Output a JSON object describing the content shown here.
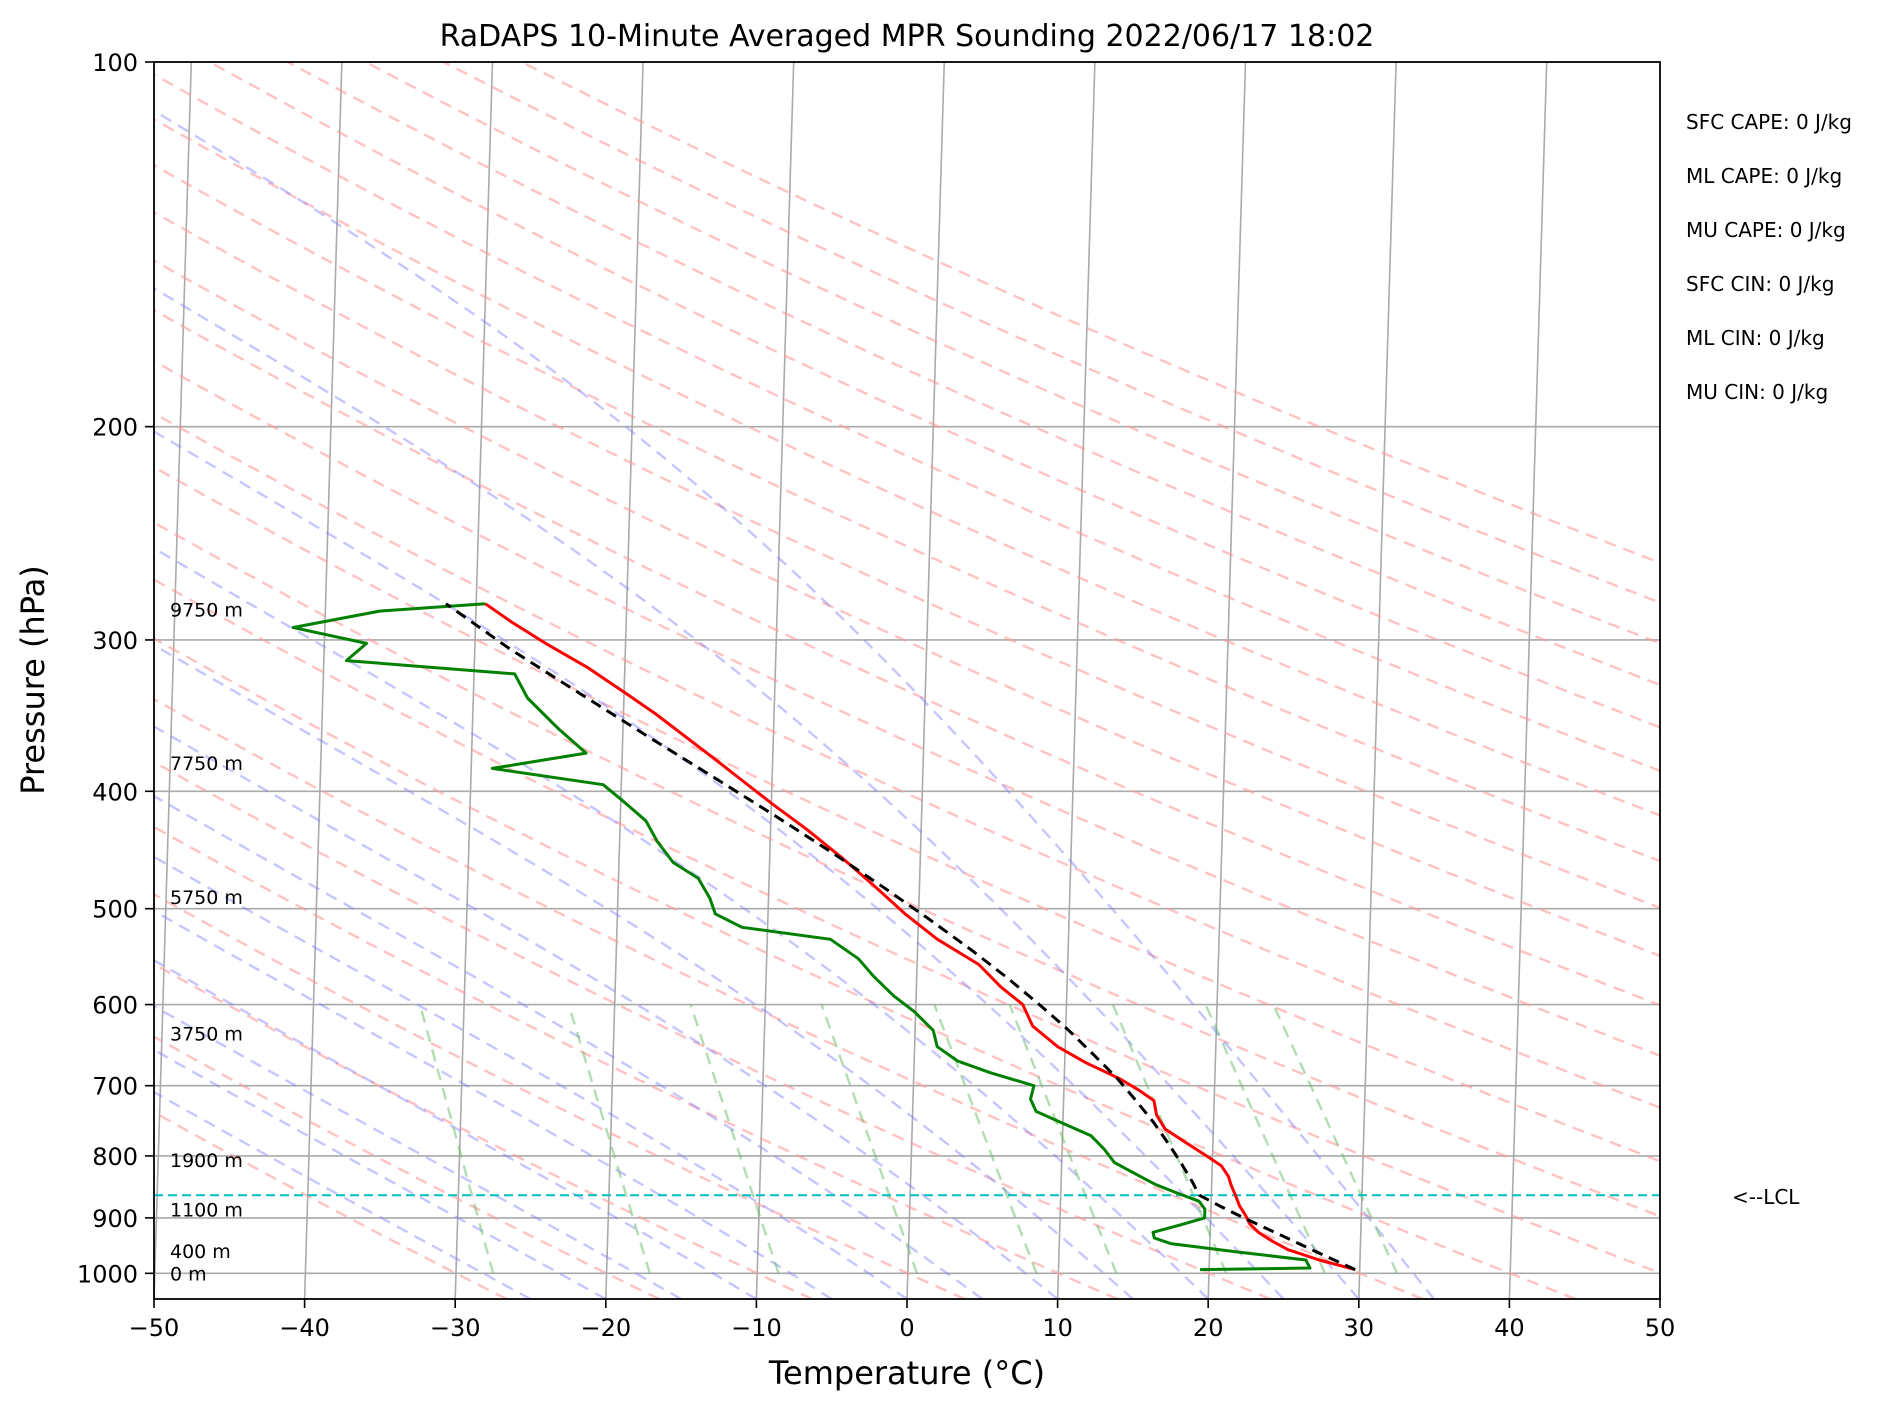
{
  "chart_data": {
    "type": "line",
    "title": "RaDAPS 10-Minute Averaged MPR Sounding 2022/06/17 18:02",
    "xlabel": "Temperature (°C)",
    "ylabel": "Pressure (hPa)",
    "xlim": [
      -50,
      50
    ],
    "ylim": [
      1050,
      100
    ],
    "y_scale": "log",
    "grid": true,
    "x_ticks": [
      -50,
      -40,
      -30,
      -20,
      -10,
      0,
      10,
      20,
      30,
      40,
      50
    ],
    "x_tick_labels": [
      "−50",
      "−40",
      "−30",
      "−20",
      "−10",
      "0",
      "10",
      "20",
      "30",
      "40",
      "50"
    ],
    "y_ticks": [
      100,
      200,
      300,
      400,
      500,
      600,
      700,
      800,
      900,
      1000
    ],
    "y_tick_labels": [
      "100",
      "200",
      "300",
      "400",
      "500",
      "600",
      "700",
      "800",
      "900",
      "1000"
    ],
    "skew": "skew-T log-P",
    "series": [
      {
        "key": "temperature",
        "color": "#ff0000",
        "points": [
          [
            993,
            29.7
          ],
          [
            975,
            27.3
          ],
          [
            956,
            25.2
          ],
          [
            940,
            24.1
          ],
          [
            925,
            23.2
          ],
          [
            910,
            22.6
          ],
          [
            895,
            22.3
          ],
          [
            880,
            21.9
          ],
          [
            862,
            21.6
          ],
          [
            846,
            21.3
          ],
          [
            832,
            21.1
          ],
          [
            815,
            20.6
          ],
          [
            800,
            19.6
          ],
          [
            780,
            18.2
          ],
          [
            760,
            16.8
          ],
          [
            740,
            16.2
          ],
          [
            720,
            16.0
          ],
          [
            705,
            14.9
          ],
          [
            690,
            13.6
          ],
          [
            670,
            11.4
          ],
          [
            650,
            9.5
          ],
          [
            625,
            7.8
          ],
          [
            600,
            7.1
          ],
          [
            580,
            5.6
          ],
          [
            556,
            4.1
          ],
          [
            530,
            1.3
          ],
          [
            505,
            -0.9
          ],
          [
            480,
            -2.9
          ],
          [
            455,
            -5.1
          ],
          [
            430,
            -7.6
          ],
          [
            410,
            -9.9
          ],
          [
            390,
            -12.2
          ],
          [
            375,
            -14.0
          ],
          [
            360,
            -15.9
          ],
          [
            345,
            -17.9
          ],
          [
            330,
            -20.2
          ],
          [
            316,
            -22.5
          ],
          [
            302,
            -25.3
          ],
          [
            290,
            -27.6
          ],
          [
            280,
            -29.4
          ]
        ]
      },
      {
        "key": "dewpoint",
        "color": "#008000",
        "points": [
          [
            993,
            19.4
          ],
          [
            990,
            26.7
          ],
          [
            975,
            26.4
          ],
          [
            960,
            21.8
          ],
          [
            945,
            17.4
          ],
          [
            935,
            16.3
          ],
          [
            925,
            16.2
          ],
          [
            912,
            18.0
          ],
          [
            900,
            19.6
          ],
          [
            885,
            19.6
          ],
          [
            872,
            19.2
          ],
          [
            860,
            17.9
          ],
          [
            845,
            16.3
          ],
          [
            830,
            15.1
          ],
          [
            810,
            13.5
          ],
          [
            790,
            12.8
          ],
          [
            770,
            11.9
          ],
          [
            750,
            9.8
          ],
          [
            735,
            8.2
          ],
          [
            718,
            7.8
          ],
          [
            700,
            8.0
          ],
          [
            683,
            5.1
          ],
          [
            668,
            2.9
          ],
          [
            650,
            1.5
          ],
          [
            630,
            1.2
          ],
          [
            608,
            -0.1
          ],
          [
            590,
            -1.5
          ],
          [
            568,
            -2.9
          ],
          [
            550,
            -3.9
          ],
          [
            530,
            -5.8
          ],
          [
            518,
            -11.7
          ],
          [
            505,
            -13.5
          ],
          [
            490,
            -13.9
          ],
          [
            472,
            -14.7
          ],
          [
            458,
            -16.4
          ],
          [
            440,
            -17.5
          ],
          [
            423,
            -18.3
          ],
          [
            408,
            -19.8
          ],
          [
            395,
            -21.2
          ],
          [
            383,
            -28.6
          ],
          [
            372,
            -22.4
          ],
          [
            355,
            -24.3
          ],
          [
            335,
            -26.4
          ],
          [
            320,
            -27.3
          ],
          [
            312,
            -38.5
          ],
          [
            302,
            -37.2
          ],
          [
            293,
            -42.1
          ],
          [
            284,
            -36.4
          ],
          [
            280,
            -29.4
          ]
        ]
      },
      {
        "key": "parcel",
        "color": "#000000",
        "dashed": true,
        "points": [
          [
            993,
            29.7
          ],
          [
            960,
            27.1
          ],
          [
            930,
            24.7
          ],
          [
            900,
            22.2
          ],
          [
            880,
            20.6
          ],
          [
            862,
            19.2
          ],
          [
            840,
            18.7
          ],
          [
            810,
            17.9
          ],
          [
            780,
            17.0
          ],
          [
            750,
            16.0
          ],
          [
            720,
            14.8
          ],
          [
            690,
            13.5
          ],
          [
            660,
            11.9
          ],
          [
            630,
            10.2
          ],
          [
            600,
            8.2
          ],
          [
            570,
            6.0
          ],
          [
            540,
            3.5
          ],
          [
            510,
            0.7
          ],
          [
            480,
            -2.4
          ],
          [
            450,
            -5.8
          ],
          [
            420,
            -9.6
          ],
          [
            390,
            -13.8
          ],
          [
            360,
            -18.4
          ],
          [
            330,
            -23.3
          ],
          [
            305,
            -27.7
          ],
          [
            280,
            -32.0
          ]
        ]
      }
    ],
    "lcl": {
      "pressure": 862,
      "label": "<--LCL",
      "color": "#00bfbf"
    },
    "height_labels": [
      {
        "p": 1000,
        "text": "0 m"
      },
      {
        "p": 958,
        "text": "400 m"
      },
      {
        "p": 886,
        "text": "1100 m"
      },
      {
        "p": 806,
        "text": "1900 m"
      },
      {
        "p": 634,
        "text": "3750 m"
      },
      {
        "p": 489,
        "text": "5750 m"
      },
      {
        "p": 379,
        "text": "7750 m"
      },
      {
        "p": 283,
        "text": "9750 m"
      }
    ],
    "indices": [
      "SFC CAPE: 0 J/kg",
      "ML CAPE: 0 J/kg",
      "MU CAPE: 0 J/kg",
      "SFC CIN: 0 J/kg",
      "ML CIN: 0 J/kg",
      "MU CIN: 0 J/kg"
    ]
  }
}
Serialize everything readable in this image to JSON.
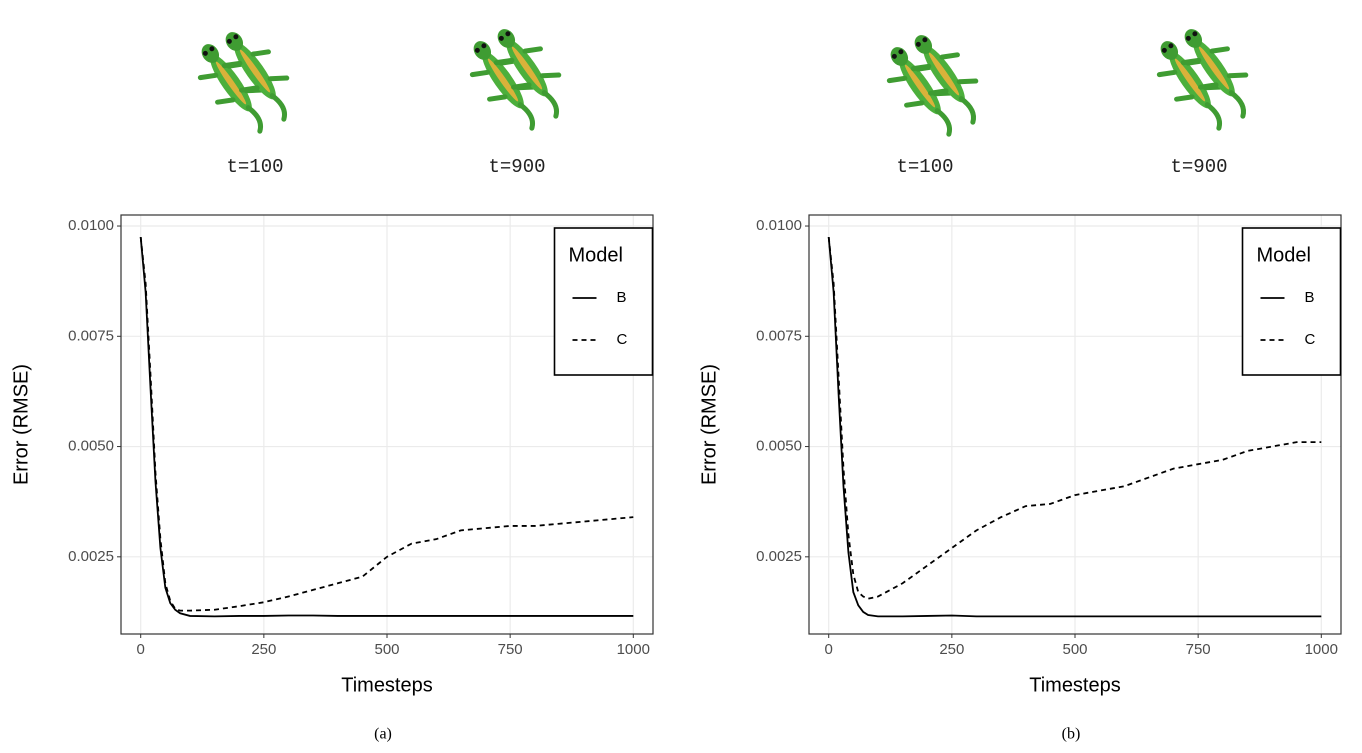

→ **Given request**
Except for the pictures, copy every line of the records above exactly.

→ **Answer for this exercise**
Output a JSON object describing the content shown here.
{
  "chart_data": {
    "type": "line",
    "title": "RaDAPS 10-Minute Averaged MPR Sounding 2022/06/17 18:02",
    "xlabel": "Temperature (°C)",
    "ylabel": "Pressure (hPa)",
    "xlim": [
      -50,
      50
    ],
    "ylim": [
      1050,
      100
    ],
    "y_scale": "log",
    "grid": true,
    "x_ticks": [
      -50,
      -40,
      -30,
      -20,
      -10,
      0,
      10,
      20,
      30,
      40,
      50
    ],
    "x_tick_labels": [
      "−50",
      "−40",
      "−30",
      "−20",
      "−10",
      "0",
      "10",
      "20",
      "30",
      "40",
      "50"
    ],
    "y_ticks": [
      100,
      200,
      300,
      400,
      500,
      600,
      700,
      800,
      900,
      1000
    ],
    "y_tick_labels": [
      "100",
      "200",
      "300",
      "400",
      "500",
      "600",
      "700",
      "800",
      "900",
      "1000"
    ],
    "skew": "skew-T log-P",
    "series": [
      {
        "key": "temperature",
        "color": "#ff0000",
        "points": [
          [
            993,
            29.7
          ],
          [
            975,
            27.3
          ],
          [
            956,
            25.2
          ],
          [
            940,
            24.1
          ],
          [
            925,
            23.2
          ],
          [
            910,
            22.6
          ],
          [
            895,
            22.3
          ],
          [
            880,
            21.9
          ],
          [
            862,
            21.6
          ],
          [
            846,
            21.3
          ],
          [
            832,
            21.1
          ],
          [
            815,
            20.6
          ],
          [
            800,
            19.6
          ],
          [
            780,
            18.2
          ],
          [
            760,
            16.8
          ],
          [
            740,
            16.2
          ],
          [
            720,
            16.0
          ],
          [
            705,
            14.9
          ],
          [
            690,
            13.6
          ],
          [
            670,
            11.4
          ],
          [
            650,
            9.5
          ],
          [
            625,
            7.8
          ],
          [
            600,
            7.1
          ],
          [
            580,
            5.6
          ],
          [
            556,
            4.1
          ],
          [
            530,
            1.3
          ],
          [
            505,
            -0.9
          ],
          [
            480,
            -2.9
          ],
          [
            455,
            -5.1
          ],
          [
            430,
            -7.6
          ],
          [
            410,
            -9.9
          ],
          [
            390,
            -12.2
          ],
          [
            375,
            -14.0
          ],
          [
            360,
            -15.9
          ],
          [
            345,
            -17.9
          ],
          [
            330,
            -20.2
          ],
          [
            316,
            -22.5
          ],
          [
            302,
            -25.3
          ],
          [
            290,
            -27.6
          ],
          [
            280,
            -29.4
          ]
        ]
      },
      {
        "key": "dewpoint",
        "color": "#008000",
        "points": [
          [
            993,
            19.4
          ],
          [
            990,
            26.7
          ],
          [
            975,
            26.4
          ],
          [
            960,
            21.8
          ],
          [
            945,
            17.4
          ],
          [
            935,
            16.3
          ],
          [
            925,
            16.2
          ],
          [
            912,
            18.0
          ],
          [
            900,
            19.6
          ],
          [
            885,
            19.6
          ],
          [
            872,
            19.2
          ],
          [
            860,
            17.9
          ],
          [
            845,
            16.3
          ],
          [
            830,
            15.1
          ],
          [
            810,
            13.5
          ],
          [
            790,
            12.8
          ],
          [
            770,
            11.9
          ],
          [
            750,
            9.8
          ],
          [
            735,
            8.2
          ],
          [
            718,
            7.8
          ],
          [
            700,
            8.0
          ],
          [
            683,
            5.1
          ],
          [
            668,
            2.9
          ],
          [
            650,
            1.5
          ],
          [
            630,
            1.2
          ],
          [
            608,
            -0.1
          ],
          [
            590,
            -1.5
          ],
          [
            568,
            -2.9
          ],
          [
            550,
            -3.9
          ],
          [
            530,
            -5.8
          ],
          [
            518,
            -11.7
          ],
          [
            505,
            -13.5
          ],
          [
            490,
            -13.9
          ],
          [
            472,
            -14.7
          ],
          [
            458,
            -16.4
          ],
          [
            440,
            -17.5
          ],
          [
            423,
            -18.3
          ],
          [
            408,
            -19.8
          ],
          [
            395,
            -21.2
          ],
          [
            383,
            -28.6
          ],
          [
            372,
            -22.4
          ],
          [
            355,
            -24.3
          ],
          [
            335,
            -26.4
          ],
          [
            320,
            -27.3
          ],
          [
            312,
            -38.5
          ],
          [
            302,
            -37.2
          ],
          [
            293,
            -42.1
          ],
          [
            284,
            -36.4
          ],
          [
            280,
            -29.4
          ]
        ]
      },
      {
        "key": "parcel",
        "color": "#000000",
        "dashed": true,
        "points": [
          [
            993,
            29.7
          ],
          [
            960,
            27.1
          ],
          [
            930,
            24.7
          ],
          [
            900,
            22.2
          ],
          [
            880,
            20.6
          ],
          [
            862,
            19.2
          ],
          [
            840,
            18.7
          ],
          [
            810,
            17.9
          ],
          [
            780,
            17.0
          ],
          [
            750,
            16.0
          ],
          [
            720,
            14.8
          ],
          [
            690,
            13.5
          ],
          [
            660,
            11.9
          ],
          [
            630,
            10.2
          ],
          [
            600,
            8.2
          ],
          [
            570,
            6.0
          ],
          [
            540,
            3.5
          ],
          [
            510,
            0.7
          ],
          [
            480,
            -2.4
          ],
          [
            450,
            -5.8
          ],
          [
            420,
            -9.6
          ],
          [
            390,
            -13.8
          ],
          [
            360,
            -18.4
          ],
          [
            330,
            -23.3
          ],
          [
            305,
            -27.7
          ],
          [
            280,
            -32.0
          ]
        ]
      }
    ],
    "lcl": {
      "pressure": 862,
      "label": "<--LCL",
      "color": "#00bfbf"
    },
    "height_labels": [
      {
        "p": 1000,
        "text": "0 m"
      },
      {
        "p": 958,
        "text": "400 m"
      },
      {
        "p": 886,
        "text": "1100 m"
      },
      {
        "p": 806,
        "text": "1900 m"
      },
      {
        "p": 634,
        "text": "3750 m"
      },
      {
        "p": 489,
        "text": "5750 m"
      },
      {
        "p": 379,
        "text": "7750 m"
      },
      {
        "p": 283,
        "text": "9750 m"
      }
    ],
    "indices": [
      "SFC CAPE: 0 J/kg",
      "ML CAPE: 0 J/kg",
      "MU CAPE: 0 J/kg",
      "SFC CIN: 0 J/kg",
      "ML CIN: 0 J/kg",
      "MU CIN: 0 J/kg"
    ]
  }
}
Serialize everything readable in this image to JSON.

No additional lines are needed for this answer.